* _WORKING DATA_:
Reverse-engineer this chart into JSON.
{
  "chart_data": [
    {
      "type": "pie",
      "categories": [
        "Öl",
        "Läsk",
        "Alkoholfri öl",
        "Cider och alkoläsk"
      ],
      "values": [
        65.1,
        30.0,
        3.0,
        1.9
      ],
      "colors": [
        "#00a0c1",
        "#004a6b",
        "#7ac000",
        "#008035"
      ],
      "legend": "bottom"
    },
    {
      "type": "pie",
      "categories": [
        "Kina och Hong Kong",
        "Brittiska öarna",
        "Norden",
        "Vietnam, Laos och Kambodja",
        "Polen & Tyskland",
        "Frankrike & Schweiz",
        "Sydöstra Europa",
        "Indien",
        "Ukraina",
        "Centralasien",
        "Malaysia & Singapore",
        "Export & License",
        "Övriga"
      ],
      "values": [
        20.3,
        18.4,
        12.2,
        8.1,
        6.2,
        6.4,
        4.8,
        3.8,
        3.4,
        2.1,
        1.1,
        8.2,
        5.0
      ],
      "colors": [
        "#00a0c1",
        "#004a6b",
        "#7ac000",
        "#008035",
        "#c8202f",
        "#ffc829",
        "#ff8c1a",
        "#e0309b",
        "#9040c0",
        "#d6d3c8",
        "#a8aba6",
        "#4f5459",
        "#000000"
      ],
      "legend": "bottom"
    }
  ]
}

* _WORK TO DO_:
Print the material verbatim, all of it.

* _COMPLETED EXERCISE_:
Reverse-engineer this chart into JSON.
{
  "chart_data": [
    {
      "type": "pie",
      "categories": [
        "Öl",
        "Läsk",
        "Alkoholfri öl",
        "Cider och alkoläsk"
      ],
      "values": [
        65.1,
        30.0,
        3.0,
        1.9
      ],
      "colors": [
        "#00a0c1",
        "#004a6b",
        "#7ac000",
        "#008035"
      ],
      "legend": "bottom"
    },
    {
      "type": "pie",
      "categories": [
        "Kina och Hong Kong",
        "Brittiska öarna",
        "Norden",
        "Vietnam, Laos och Kambodja",
        "Polen & Tyskland",
        "Frankrike & Schweiz",
        "Sydöstra Europa",
        "Indien",
        "Ukraina",
        "Centralasien",
        "Malaysia & Singapore",
        "Export & License",
        "Övriga"
      ],
      "values": [
        20.3,
        18.4,
        12.2,
        8.1,
        6.2,
        6.4,
        4.8,
        3.8,
        3.4,
        2.1,
        1.1,
        8.2,
        5.0
      ],
      "colors": [
        "#00a0c1",
        "#004a6b",
        "#7ac000",
        "#008035",
        "#c8202f",
        "#ffc829",
        "#ff8c1a",
        "#e0309b",
        "#9040c0",
        "#d6d3c8",
        "#a8aba6",
        "#4f5459",
        "#000000"
      ],
      "legend": "bottom"
    }
  ]
}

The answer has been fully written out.